Stated task
Reproduce every record below exactly as it appears.

● ● ● ●

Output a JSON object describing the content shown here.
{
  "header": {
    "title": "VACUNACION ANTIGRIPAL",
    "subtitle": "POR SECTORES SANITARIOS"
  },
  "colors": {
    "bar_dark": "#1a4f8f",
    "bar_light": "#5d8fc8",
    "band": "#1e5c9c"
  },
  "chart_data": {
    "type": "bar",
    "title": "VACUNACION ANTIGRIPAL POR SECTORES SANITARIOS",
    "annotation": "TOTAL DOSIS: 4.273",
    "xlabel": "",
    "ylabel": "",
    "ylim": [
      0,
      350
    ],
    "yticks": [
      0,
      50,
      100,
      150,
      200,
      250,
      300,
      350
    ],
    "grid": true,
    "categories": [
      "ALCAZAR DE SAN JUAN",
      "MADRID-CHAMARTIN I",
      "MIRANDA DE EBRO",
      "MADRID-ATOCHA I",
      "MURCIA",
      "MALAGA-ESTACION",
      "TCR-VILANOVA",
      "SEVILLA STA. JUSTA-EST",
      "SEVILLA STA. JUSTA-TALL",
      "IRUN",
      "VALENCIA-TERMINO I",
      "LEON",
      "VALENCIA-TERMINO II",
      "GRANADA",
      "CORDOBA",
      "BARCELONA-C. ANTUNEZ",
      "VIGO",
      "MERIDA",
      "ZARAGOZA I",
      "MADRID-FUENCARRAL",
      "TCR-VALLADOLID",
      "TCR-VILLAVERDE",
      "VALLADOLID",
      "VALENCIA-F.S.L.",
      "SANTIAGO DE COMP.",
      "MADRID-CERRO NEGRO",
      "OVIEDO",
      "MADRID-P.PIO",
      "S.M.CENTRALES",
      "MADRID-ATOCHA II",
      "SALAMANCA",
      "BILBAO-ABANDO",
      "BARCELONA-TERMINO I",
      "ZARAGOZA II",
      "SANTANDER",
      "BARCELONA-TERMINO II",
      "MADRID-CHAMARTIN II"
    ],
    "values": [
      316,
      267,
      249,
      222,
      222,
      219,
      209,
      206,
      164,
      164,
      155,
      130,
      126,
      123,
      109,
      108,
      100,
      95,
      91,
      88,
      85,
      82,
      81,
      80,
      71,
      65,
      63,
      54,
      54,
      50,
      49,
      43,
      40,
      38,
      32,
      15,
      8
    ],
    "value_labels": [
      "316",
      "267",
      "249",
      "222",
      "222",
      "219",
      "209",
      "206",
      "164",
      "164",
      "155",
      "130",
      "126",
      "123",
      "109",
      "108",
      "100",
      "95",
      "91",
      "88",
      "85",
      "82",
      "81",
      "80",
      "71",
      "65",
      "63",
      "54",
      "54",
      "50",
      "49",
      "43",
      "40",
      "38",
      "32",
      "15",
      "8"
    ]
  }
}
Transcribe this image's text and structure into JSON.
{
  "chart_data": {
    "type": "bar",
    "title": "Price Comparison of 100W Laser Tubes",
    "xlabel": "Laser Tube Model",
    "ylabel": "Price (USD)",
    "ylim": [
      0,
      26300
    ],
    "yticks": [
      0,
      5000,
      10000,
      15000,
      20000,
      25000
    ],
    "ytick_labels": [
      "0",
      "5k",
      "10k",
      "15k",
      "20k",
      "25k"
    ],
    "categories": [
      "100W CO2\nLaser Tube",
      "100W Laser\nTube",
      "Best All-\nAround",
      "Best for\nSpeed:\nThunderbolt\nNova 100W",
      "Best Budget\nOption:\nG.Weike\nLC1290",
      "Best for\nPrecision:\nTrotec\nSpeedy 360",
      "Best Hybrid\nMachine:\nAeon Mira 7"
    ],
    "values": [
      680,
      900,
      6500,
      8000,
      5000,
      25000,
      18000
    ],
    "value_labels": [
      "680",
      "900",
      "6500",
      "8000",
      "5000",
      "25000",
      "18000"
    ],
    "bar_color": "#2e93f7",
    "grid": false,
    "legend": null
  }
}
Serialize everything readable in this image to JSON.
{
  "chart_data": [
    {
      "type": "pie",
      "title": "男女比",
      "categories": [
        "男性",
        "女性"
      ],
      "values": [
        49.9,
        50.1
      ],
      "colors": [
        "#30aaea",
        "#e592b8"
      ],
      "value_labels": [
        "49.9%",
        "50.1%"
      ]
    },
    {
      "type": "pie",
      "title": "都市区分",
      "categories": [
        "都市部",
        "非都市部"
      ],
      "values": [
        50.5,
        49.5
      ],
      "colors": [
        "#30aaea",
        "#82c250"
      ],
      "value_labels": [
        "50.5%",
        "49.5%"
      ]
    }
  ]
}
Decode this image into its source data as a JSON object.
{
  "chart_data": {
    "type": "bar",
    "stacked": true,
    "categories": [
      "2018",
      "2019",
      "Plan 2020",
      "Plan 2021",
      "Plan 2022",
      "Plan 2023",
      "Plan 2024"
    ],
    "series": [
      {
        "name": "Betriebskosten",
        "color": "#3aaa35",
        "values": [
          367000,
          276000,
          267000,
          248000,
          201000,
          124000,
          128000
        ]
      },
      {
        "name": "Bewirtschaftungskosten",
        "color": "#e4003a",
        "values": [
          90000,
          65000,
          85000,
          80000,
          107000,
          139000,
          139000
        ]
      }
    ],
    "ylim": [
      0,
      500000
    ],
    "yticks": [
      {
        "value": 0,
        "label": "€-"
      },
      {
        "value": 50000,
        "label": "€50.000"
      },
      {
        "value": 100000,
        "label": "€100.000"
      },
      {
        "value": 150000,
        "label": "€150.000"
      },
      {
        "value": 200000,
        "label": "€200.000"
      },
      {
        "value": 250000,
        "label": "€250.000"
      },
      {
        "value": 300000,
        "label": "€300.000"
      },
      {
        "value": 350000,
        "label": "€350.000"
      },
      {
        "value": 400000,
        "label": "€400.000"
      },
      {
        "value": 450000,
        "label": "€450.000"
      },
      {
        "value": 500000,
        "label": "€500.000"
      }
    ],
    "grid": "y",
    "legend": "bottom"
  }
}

● ● ● ●

Answer for this exercise
Output a JSON object describing the content shown here.
{
  "header": {
    "title": "VACUNACION ANTIGRIPAL",
    "subtitle": "POR SECTORES SANITARIOS"
  },
  "colors": {
    "bar_dark": "#1a4f8f",
    "bar_light": "#5d8fc8",
    "band": "#1e5c9c"
  },
  "chart_data": {
    "type": "bar",
    "title": "VACUNACION ANTIGRIPAL POR SECTORES SANITARIOS",
    "annotation": "TOTAL DOSIS: 4.273",
    "xlabel": "",
    "ylabel": "",
    "ylim": [
      0,
      350
    ],
    "yticks": [
      0,
      50,
      100,
      150,
      200,
      250,
      300,
      350
    ],
    "grid": true,
    "categories": [
      "ALCAZAR DE SAN JUAN",
      "MADRID-CHAMARTIN I",
      "MIRANDA DE EBRO",
      "MADRID-ATOCHA I",
      "MURCIA",
      "MALAGA-ESTACION",
      "TCR-VILANOVA",
      "SEVILLA STA. JUSTA-EST",
      "SEVILLA STA. JUSTA-TALL",
      "IRUN",
      "VALENCIA-TERMINO I",
      "LEON",
      "VALENCIA-TERMINO II",
      "GRANADA",
      "CORDOBA",
      "BARCELONA-C. ANTUNEZ",
      "VIGO",
      "MERIDA",
      "ZARAGOZA I",
      "MADRID-FUENCARRAL",
      "TCR-VALLADOLID",
      "TCR-VILLAVERDE",
      "VALLADOLID",
      "VALENCIA-F.S.L.",
      "SANTIAGO DE COMP.",
      "MADRID-CERRO NEGRO",
      "OVIEDO",
      "MADRID-P.PIO",
      "S.M.CENTRALES",
      "MADRID-ATOCHA II",
      "SALAMANCA",
      "BILBAO-ABANDO",
      "BARCELONA-TERMINO I",
      "ZARAGOZA II",
      "SANTANDER",
      "BARCELONA-TERMINO II",
      "MADRID-CHAMARTIN II"
    ],
    "values": [
      316,
      267,
      249,
      222,
      222,
      219,
      209,
      206,
      164,
      164,
      155,
      130,
      126,
      123,
      109,
      108,
      100,
      95,
      91,
      88,
      85,
      82,
      81,
      80,
      71,
      65,
      63,
      54,
      54,
      50,
      49,
      43,
      40,
      38,
      32,
      15,
      8
    ],
    "value_labels": [
      "316",
      "267",
      "249",
      "222",
      "222",
      "219",
      "209",
      "206",
      "164",
      "164",
      "155",
      "130",
      "126",
      "123",
      "109",
      "108",
      "100",
      "95",
      "91",
      "88",
      "85",
      "82",
      "81",
      "80",
      "71",
      "65",
      "63",
      "54",
      "54",
      "50",
      "49",
      "43",
      "40",
      "38",
      "32",
      "15",
      "8"
    ]
  }
}
Transcribe this image's text and structure into JSON.
{
  "chart_data": {
    "type": "bar",
    "title": "Price Comparison of 100W Laser Tubes",
    "xlabel": "Laser Tube Model",
    "ylabel": "Price (USD)",
    "ylim": [
      0,
      26300
    ],
    "yticks": [
      0,
      5000,
      10000,
      15000,
      20000,
      25000
    ],
    "ytick_labels": [
      "0",
      "5k",
      "10k",
      "15k",
      "20k",
      "25k"
    ],
    "categories": [
      "100W CO2\nLaser Tube",
      "100W Laser\nTube",
      "Best All-\nAround",
      "Best for\nSpeed:\nThunderbolt\nNova 100W",
      "Best Budget\nOption:\nG.Weike\nLC1290",
      "Best for\nPrecision:\nTrotec\nSpeedy 360",
      "Best Hybrid\nMachine:\nAeon Mira 7"
    ],
    "values": [
      680,
      900,
      6500,
      8000,
      5000,
      25000,
      18000
    ],
    "value_labels": [
      "680",
      "900",
      "6500",
      "8000",
      "5000",
      "25000",
      "18000"
    ],
    "bar_color": "#2e93f7",
    "grid": false,
    "legend": null
  }
}
Serialize everything readable in this image to JSON.
{
  "chart_data": [
    {
      "type": "pie",
      "title": "男女比",
      "categories": [
        "男性",
        "女性"
      ],
      "values": [
        49.9,
        50.1
      ],
      "colors": [
        "#30aaea",
        "#e592b8"
      ],
      "value_labels": [
        "49.9%",
        "50.1%"
      ]
    },
    {
      "type": "pie",
      "title": "都市区分",
      "categories": [
        "都市部",
        "非都市部"
      ],
      "values": [
        50.5,
        49.5
      ],
      "colors": [
        "#30aaea",
        "#82c250"
      ],
      "value_labels": [
        "50.5%",
        "49.5%"
      ]
    }
  ]
}
Decode this image into its source data as a JSON object.
{
  "chart_data": {
    "type": "bar",
    "stacked": true,
    "categories": [
      "2018",
      "2019",
      "Plan 2020",
      "Plan 2021",
      "Plan 2022",
      "Plan 2023",
      "Plan 2024"
    ],
    "series": [
      {
        "name": "Betriebskosten",
        "color": "#3aaa35",
        "values": [
          367000,
          276000,
          267000,
          248000,
          201000,
          124000,
          128000
        ]
      },
      {
        "name": "Bewirtschaftungskosten",
        "color": "#e4003a",
        "values": [
          90000,
          65000,
          85000,
          80000,
          107000,
          139000,
          139000
        ]
      }
    ],
    "ylim": [
      0,
      500000
    ],
    "yticks": [
      {
        "value": 0,
        "label": "€-"
      },
      {
        "value": 50000,
        "label": "€50.000"
      },
      {
        "value": 100000,
        "label": "€100.000"
      },
      {
        "value": 150000,
        "label": "€150.000"
      },
      {
        "value": 200000,
        "label": "€200.000"
      },
      {
        "value": 250000,
        "label": "€250.000"
      },
      {
        "value": 300000,
        "label": "€300.000"
      },
      {
        "value": 350000,
        "label": "€350.000"
      },
      {
        "value": 400000,
        "label": "€400.000"
      },
      {
        "value": 450000,
        "label": "€450.000"
      },
      {
        "value": 500000,
        "label": "€500.000"
      }
    ],
    "grid": "y",
    "legend": "bottom"
  }
}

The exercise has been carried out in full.